AIM —
Repeat each line of the material exactly.

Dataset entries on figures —
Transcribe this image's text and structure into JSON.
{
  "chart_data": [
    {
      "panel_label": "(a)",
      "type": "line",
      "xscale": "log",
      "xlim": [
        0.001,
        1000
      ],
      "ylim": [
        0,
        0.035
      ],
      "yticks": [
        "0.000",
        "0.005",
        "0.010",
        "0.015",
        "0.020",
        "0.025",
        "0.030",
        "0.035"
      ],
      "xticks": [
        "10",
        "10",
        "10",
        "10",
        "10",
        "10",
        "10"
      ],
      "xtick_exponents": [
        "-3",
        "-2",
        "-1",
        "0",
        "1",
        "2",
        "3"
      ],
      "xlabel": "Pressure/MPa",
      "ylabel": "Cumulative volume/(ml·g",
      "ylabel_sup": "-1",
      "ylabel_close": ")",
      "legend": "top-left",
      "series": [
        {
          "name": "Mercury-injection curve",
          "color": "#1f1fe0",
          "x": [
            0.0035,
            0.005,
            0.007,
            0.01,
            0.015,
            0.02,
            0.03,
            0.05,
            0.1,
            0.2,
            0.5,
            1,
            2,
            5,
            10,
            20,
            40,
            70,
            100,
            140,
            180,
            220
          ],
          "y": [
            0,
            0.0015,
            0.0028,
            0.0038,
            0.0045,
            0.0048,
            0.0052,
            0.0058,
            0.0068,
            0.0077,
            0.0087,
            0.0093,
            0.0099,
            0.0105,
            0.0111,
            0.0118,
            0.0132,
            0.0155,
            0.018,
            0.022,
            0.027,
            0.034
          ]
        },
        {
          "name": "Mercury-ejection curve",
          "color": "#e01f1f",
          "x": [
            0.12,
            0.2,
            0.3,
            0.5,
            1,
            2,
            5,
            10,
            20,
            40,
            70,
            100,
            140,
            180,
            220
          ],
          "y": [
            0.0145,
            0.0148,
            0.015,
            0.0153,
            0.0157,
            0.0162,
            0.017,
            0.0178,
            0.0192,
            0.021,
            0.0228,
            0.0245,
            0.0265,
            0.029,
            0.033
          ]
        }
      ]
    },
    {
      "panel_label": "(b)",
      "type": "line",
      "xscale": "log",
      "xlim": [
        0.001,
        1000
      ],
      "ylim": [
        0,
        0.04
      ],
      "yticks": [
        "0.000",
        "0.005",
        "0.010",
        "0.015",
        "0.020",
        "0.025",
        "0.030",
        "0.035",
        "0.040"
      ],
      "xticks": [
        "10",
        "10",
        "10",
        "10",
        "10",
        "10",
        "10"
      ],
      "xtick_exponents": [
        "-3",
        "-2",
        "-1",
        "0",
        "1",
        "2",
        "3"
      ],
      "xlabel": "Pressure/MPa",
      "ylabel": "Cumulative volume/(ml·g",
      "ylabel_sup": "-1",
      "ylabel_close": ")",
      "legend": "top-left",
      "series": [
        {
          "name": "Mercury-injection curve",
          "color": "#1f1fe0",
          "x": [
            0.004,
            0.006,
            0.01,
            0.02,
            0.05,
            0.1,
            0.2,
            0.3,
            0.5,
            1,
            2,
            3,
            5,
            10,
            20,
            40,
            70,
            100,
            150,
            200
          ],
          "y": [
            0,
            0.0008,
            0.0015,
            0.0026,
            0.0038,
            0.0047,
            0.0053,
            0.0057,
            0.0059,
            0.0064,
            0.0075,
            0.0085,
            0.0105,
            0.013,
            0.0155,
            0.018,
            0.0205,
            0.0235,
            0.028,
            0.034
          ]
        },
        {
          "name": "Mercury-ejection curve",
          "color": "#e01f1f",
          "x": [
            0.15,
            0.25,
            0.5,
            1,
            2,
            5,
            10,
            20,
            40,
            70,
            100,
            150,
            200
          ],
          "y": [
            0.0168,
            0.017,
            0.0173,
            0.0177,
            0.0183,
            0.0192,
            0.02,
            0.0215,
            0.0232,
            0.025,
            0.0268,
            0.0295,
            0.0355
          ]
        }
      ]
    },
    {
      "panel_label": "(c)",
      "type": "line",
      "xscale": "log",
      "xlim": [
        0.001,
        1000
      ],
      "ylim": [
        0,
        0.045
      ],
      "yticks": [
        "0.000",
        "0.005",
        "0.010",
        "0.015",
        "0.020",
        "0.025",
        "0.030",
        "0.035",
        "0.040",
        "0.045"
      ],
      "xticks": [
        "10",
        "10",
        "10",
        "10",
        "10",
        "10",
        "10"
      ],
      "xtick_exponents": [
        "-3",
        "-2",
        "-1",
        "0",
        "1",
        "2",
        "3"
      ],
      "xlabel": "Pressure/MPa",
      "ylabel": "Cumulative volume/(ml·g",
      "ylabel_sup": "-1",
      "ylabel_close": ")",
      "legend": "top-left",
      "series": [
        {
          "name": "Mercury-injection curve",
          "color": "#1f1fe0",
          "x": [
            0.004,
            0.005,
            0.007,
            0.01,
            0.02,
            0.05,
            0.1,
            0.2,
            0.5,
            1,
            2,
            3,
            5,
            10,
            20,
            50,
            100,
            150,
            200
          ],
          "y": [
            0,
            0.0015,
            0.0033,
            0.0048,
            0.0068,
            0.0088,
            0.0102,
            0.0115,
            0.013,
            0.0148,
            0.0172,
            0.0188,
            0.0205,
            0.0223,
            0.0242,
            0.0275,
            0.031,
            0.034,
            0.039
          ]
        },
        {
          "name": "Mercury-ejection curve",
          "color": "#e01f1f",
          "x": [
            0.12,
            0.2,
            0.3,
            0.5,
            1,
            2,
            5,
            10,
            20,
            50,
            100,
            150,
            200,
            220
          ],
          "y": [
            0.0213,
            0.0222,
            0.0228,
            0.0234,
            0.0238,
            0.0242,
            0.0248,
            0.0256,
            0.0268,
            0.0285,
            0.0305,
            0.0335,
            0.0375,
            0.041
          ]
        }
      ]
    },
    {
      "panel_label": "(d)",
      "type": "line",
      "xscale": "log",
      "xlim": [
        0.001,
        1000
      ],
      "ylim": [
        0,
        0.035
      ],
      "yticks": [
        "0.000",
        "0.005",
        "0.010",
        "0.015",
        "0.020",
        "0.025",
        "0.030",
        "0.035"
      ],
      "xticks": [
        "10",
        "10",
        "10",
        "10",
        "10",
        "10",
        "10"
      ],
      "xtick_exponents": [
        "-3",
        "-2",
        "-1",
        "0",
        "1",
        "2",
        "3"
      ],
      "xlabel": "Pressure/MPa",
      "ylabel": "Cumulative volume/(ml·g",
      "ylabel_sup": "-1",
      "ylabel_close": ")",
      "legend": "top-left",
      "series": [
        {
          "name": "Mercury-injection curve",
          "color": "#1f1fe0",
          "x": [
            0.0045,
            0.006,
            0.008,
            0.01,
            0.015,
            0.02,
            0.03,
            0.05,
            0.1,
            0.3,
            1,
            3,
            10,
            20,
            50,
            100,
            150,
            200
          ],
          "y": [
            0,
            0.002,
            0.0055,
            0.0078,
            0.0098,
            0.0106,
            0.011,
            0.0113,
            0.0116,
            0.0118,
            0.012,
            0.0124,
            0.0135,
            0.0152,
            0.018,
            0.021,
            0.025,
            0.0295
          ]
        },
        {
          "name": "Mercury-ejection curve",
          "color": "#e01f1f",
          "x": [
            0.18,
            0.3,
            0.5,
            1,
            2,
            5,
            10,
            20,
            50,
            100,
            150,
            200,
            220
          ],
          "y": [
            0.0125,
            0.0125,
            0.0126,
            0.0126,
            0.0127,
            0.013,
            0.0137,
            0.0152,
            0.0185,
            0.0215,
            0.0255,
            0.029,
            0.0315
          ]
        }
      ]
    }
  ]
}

THE RESPONSE —
Transcribe this image's text and structure into JSON.
{
  "chart_data": [
    {
      "panel_label": "(a)",
      "type": "line",
      "xscale": "log",
      "xlim": [
        0.001,
        1000
      ],
      "ylim": [
        0,
        0.035
      ],
      "yticks": [
        "0.000",
        "0.005",
        "0.010",
        "0.015",
        "0.020",
        "0.025",
        "0.030",
        "0.035"
      ],
      "xticks": [
        "10",
        "10",
        "10",
        "10",
        "10",
        "10",
        "10"
      ],
      "xtick_exponents": [
        "-3",
        "-2",
        "-1",
        "0",
        "1",
        "2",
        "3"
      ],
      "xlabel": "Pressure/MPa",
      "ylabel": "Cumulative volume/(ml·g",
      "ylabel_sup": "-1",
      "ylabel_close": ")",
      "legend": "top-left",
      "series": [
        {
          "name": "Mercury-injection curve",
          "color": "#1f1fe0",
          "x": [
            0.0035,
            0.005,
            0.007,
            0.01,
            0.015,
            0.02,
            0.03,
            0.05,
            0.1,
            0.2,
            0.5,
            1,
            2,
            5,
            10,
            20,
            40,
            70,
            100,
            140,
            180,
            220
          ],
          "y": [
            0,
            0.0015,
            0.0028,
            0.0038,
            0.0045,
            0.0048,
            0.0052,
            0.0058,
            0.0068,
            0.0077,
            0.0087,
            0.0093,
            0.0099,
            0.0105,
            0.0111,
            0.0118,
            0.0132,
            0.0155,
            0.018,
            0.022,
            0.027,
            0.034
          ]
        },
        {
          "name": "Mercury-ejection curve",
          "color": "#e01f1f",
          "x": [
            0.12,
            0.2,
            0.3,
            0.5,
            1,
            2,
            5,
            10,
            20,
            40,
            70,
            100,
            140,
            180,
            220
          ],
          "y": [
            0.0145,
            0.0148,
            0.015,
            0.0153,
            0.0157,
            0.0162,
            0.017,
            0.0178,
            0.0192,
            0.021,
            0.0228,
            0.0245,
            0.0265,
            0.029,
            0.033
          ]
        }
      ]
    },
    {
      "panel_label": "(b)",
      "type": "line",
      "xscale": "log",
      "xlim": [
        0.001,
        1000
      ],
      "ylim": [
        0,
        0.04
      ],
      "yticks": [
        "0.000",
        "0.005",
        "0.010",
        "0.015",
        "0.020",
        "0.025",
        "0.030",
        "0.035",
        "0.040"
      ],
      "xticks": [
        "10",
        "10",
        "10",
        "10",
        "10",
        "10",
        "10"
      ],
      "xtick_exponents": [
        "-3",
        "-2",
        "-1",
        "0",
        "1",
        "2",
        "3"
      ],
      "xlabel": "Pressure/MPa",
      "ylabel": "Cumulative volume/(ml·g",
      "ylabel_sup": "-1",
      "ylabel_close": ")",
      "legend": "top-left",
      "series": [
        {
          "name": "Mercury-injection curve",
          "color": "#1f1fe0",
          "x": [
            0.004,
            0.006,
            0.01,
            0.02,
            0.05,
            0.1,
            0.2,
            0.3,
            0.5,
            1,
            2,
            3,
            5,
            10,
            20,
            40,
            70,
            100,
            150,
            200
          ],
          "y": [
            0,
            0.0008,
            0.0015,
            0.0026,
            0.0038,
            0.0047,
            0.0053,
            0.0057,
            0.0059,
            0.0064,
            0.0075,
            0.0085,
            0.0105,
            0.013,
            0.0155,
            0.018,
            0.0205,
            0.0235,
            0.028,
            0.034
          ]
        },
        {
          "name": "Mercury-ejection curve",
          "color": "#e01f1f",
          "x": [
            0.15,
            0.25,
            0.5,
            1,
            2,
            5,
            10,
            20,
            40,
            70,
            100,
            150,
            200
          ],
          "y": [
            0.0168,
            0.017,
            0.0173,
            0.0177,
            0.0183,
            0.0192,
            0.02,
            0.0215,
            0.0232,
            0.025,
            0.0268,
            0.0295,
            0.0355
          ]
        }
      ]
    },
    {
      "panel_label": "(c)",
      "type": "line",
      "xscale": "log",
      "xlim": [
        0.001,
        1000
      ],
      "ylim": [
        0,
        0.045
      ],
      "yticks": [
        "0.000",
        "0.005",
        "0.010",
        "0.015",
        "0.020",
        "0.025",
        "0.030",
        "0.035",
        "0.040",
        "0.045"
      ],
      "xticks": [
        "10",
        "10",
        "10",
        "10",
        "10",
        "10",
        "10"
      ],
      "xtick_exponents": [
        "-3",
        "-2",
        "-1",
        "0",
        "1",
        "2",
        "3"
      ],
      "xlabel": "Pressure/MPa",
      "ylabel": "Cumulative volume/(ml·g",
      "ylabel_sup": "-1",
      "ylabel_close": ")",
      "legend": "top-left",
      "series": [
        {
          "name": "Mercury-injection curve",
          "color": "#1f1fe0",
          "x": [
            0.004,
            0.005,
            0.007,
            0.01,
            0.02,
            0.05,
            0.1,
            0.2,
            0.5,
            1,
            2,
            3,
            5,
            10,
            20,
            50,
            100,
            150,
            200
          ],
          "y": [
            0,
            0.0015,
            0.0033,
            0.0048,
            0.0068,
            0.0088,
            0.0102,
            0.0115,
            0.013,
            0.0148,
            0.0172,
            0.0188,
            0.0205,
            0.0223,
            0.0242,
            0.0275,
            0.031,
            0.034,
            0.039
          ]
        },
        {
          "name": "Mercury-ejection curve",
          "color": "#e01f1f",
          "x": [
            0.12,
            0.2,
            0.3,
            0.5,
            1,
            2,
            5,
            10,
            20,
            50,
            100,
            150,
            200,
            220
          ],
          "y": [
            0.0213,
            0.0222,
            0.0228,
            0.0234,
            0.0238,
            0.0242,
            0.0248,
            0.0256,
            0.0268,
            0.0285,
            0.0305,
            0.0335,
            0.0375,
            0.041
          ]
        }
      ]
    },
    {
      "panel_label": "(d)",
      "type": "line",
      "xscale": "log",
      "xlim": [
        0.001,
        1000
      ],
      "ylim": [
        0,
        0.035
      ],
      "yticks": [
        "0.000",
        "0.005",
        "0.010",
        "0.015",
        "0.020",
        "0.025",
        "0.030",
        "0.035"
      ],
      "xticks": [
        "10",
        "10",
        "10",
        "10",
        "10",
        "10",
        "10"
      ],
      "xtick_exponents": [
        "-3",
        "-2",
        "-1",
        "0",
        "1",
        "2",
        "3"
      ],
      "xlabel": "Pressure/MPa",
      "ylabel": "Cumulative volume/(ml·g",
      "ylabel_sup": "-1",
      "ylabel_close": ")",
      "legend": "top-left",
      "series": [
        {
          "name": "Mercury-injection curve",
          "color": "#1f1fe0",
          "x": [
            0.0045,
            0.006,
            0.008,
            0.01,
            0.015,
            0.02,
            0.03,
            0.05,
            0.1,
            0.3,
            1,
            3,
            10,
            20,
            50,
            100,
            150,
            200
          ],
          "y": [
            0,
            0.002,
            0.0055,
            0.0078,
            0.0098,
            0.0106,
            0.011,
            0.0113,
            0.0116,
            0.0118,
            0.012,
            0.0124,
            0.0135,
            0.0152,
            0.018,
            0.021,
            0.025,
            0.0295
          ]
        },
        {
          "name": "Mercury-ejection curve",
          "color": "#e01f1f",
          "x": [
            0.18,
            0.3,
            0.5,
            1,
            2,
            5,
            10,
            20,
            50,
            100,
            150,
            200,
            220
          ],
          "y": [
            0.0125,
            0.0125,
            0.0126,
            0.0126,
            0.0127,
            0.013,
            0.0137,
            0.0152,
            0.0185,
            0.0215,
            0.0255,
            0.029,
            0.0315
          ]
        }
      ]
    }
  ]
}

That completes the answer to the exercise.